• _Work to do_: Only the run of lines from the one containing "What's the underlying" through the last line should be returned, exactly as written.

** START Supplied data **

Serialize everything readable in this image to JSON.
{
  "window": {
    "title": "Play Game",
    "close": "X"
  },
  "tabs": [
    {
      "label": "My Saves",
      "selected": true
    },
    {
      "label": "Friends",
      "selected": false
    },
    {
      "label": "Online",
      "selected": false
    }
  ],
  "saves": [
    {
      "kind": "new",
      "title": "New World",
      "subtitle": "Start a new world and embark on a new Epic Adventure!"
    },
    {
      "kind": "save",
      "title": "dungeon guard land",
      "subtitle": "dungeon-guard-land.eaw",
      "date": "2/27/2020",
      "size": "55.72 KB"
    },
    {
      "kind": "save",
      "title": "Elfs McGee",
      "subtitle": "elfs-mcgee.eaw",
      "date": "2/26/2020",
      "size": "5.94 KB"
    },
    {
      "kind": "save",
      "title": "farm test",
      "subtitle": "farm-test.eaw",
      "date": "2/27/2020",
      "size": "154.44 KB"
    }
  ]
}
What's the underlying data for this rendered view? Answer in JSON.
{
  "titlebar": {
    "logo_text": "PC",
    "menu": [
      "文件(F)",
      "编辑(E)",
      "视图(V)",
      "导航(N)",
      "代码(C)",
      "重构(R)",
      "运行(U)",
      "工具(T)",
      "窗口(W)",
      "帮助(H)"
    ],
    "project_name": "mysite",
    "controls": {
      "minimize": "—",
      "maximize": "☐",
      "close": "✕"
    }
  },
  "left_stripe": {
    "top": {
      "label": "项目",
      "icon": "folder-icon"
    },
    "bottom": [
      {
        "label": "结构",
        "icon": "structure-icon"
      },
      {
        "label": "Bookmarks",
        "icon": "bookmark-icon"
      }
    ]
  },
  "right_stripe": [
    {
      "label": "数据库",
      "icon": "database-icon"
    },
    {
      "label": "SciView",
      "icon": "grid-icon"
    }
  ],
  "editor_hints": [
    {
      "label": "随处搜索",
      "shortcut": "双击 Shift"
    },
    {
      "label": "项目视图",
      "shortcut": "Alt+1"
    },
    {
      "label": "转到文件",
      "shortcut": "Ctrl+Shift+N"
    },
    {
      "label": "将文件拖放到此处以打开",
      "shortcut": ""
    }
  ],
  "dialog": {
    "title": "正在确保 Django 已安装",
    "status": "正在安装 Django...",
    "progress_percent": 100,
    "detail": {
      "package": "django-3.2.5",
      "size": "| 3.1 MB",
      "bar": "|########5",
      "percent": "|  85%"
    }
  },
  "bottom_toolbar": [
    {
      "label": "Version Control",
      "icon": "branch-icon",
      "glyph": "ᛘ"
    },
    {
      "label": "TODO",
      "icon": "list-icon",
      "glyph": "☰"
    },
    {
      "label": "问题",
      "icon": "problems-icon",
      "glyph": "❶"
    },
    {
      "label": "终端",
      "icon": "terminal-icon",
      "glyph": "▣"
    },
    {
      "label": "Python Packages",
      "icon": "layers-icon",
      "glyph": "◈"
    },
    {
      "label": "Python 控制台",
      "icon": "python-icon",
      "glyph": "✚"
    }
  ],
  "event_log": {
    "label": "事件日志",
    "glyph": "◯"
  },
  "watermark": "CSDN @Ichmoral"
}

** END Supplied data **

• _Expected answer_:
What's the underlying data for this rendered view? Answer in JSON.
{
  "titlebar": {
    "logo_text": "PC",
    "menu": [
      "文件(F)",
      "编辑(E)",
      "视图(V)",
      "导航(N)",
      "代码(C)",
      "重构(R)",
      "运行(U)",
      "工具(T)",
      "窗口(W)",
      "帮助(H)"
    ],
    "project_name": "mysite",
    "controls": {
      "minimize": "—",
      "maximize": "☐",
      "close": "✕"
    }
  },
  "left_stripe": {
    "top": {
      "label": "项目",
      "icon": "folder-icon"
    },
    "bottom": [
      {
        "label": "结构",
        "icon": "structure-icon"
      },
      {
        "label": "Bookmarks",
        "icon": "bookmark-icon"
      }
    ]
  },
  "right_stripe": [
    {
      "label": "数据库",
      "icon": "database-icon"
    },
    {
      "label": "SciView",
      "icon": "grid-icon"
    }
  ],
  "editor_hints": [
    {
      "label": "随处搜索",
      "shortcut": "双击 Shift"
    },
    {
      "label": "项目视图",
      "shortcut": "Alt+1"
    },
    {
      "label": "转到文件",
      "shortcut": "Ctrl+Shift+N"
    },
    {
      "label": "将文件拖放到此处以打开",
      "shortcut": ""
    }
  ],
  "dialog": {
    "title": "正在确保 Django 已安装",
    "status": "正在安装 Django...",
    "progress_percent": 100,
    "detail": {
      "package": "django-3.2.5",
      "size": "| 3.1 MB",
      "bar": "|########5",
      "percent": "|  85%"
    }
  },
  "bottom_toolbar": [
    {
      "label": "Version Control",
      "icon": "branch-icon",
      "glyph": "ᛘ"
    },
    {
      "label": "TODO",
      "icon": "list-icon",
      "glyph": "☰"
    },
    {
      "label": "问题",
      "icon": "problems-icon",
      "glyph": "❶"
    },
    {
      "label": "终端",
      "icon": "terminal-icon",
      "glyph": "▣"
    },
    {
      "label": "Python Packages",
      "icon": "layers-icon",
      "glyph": "◈"
    },
    {
      "label": "Python 控制台",
      "icon": "python-icon",
      "glyph": "✚"
    }
  ],
  "event_log": {
    "label": "事件日志",
    "glyph": "◯"
  },
  "watermark": "CSDN @Ichmoral"
}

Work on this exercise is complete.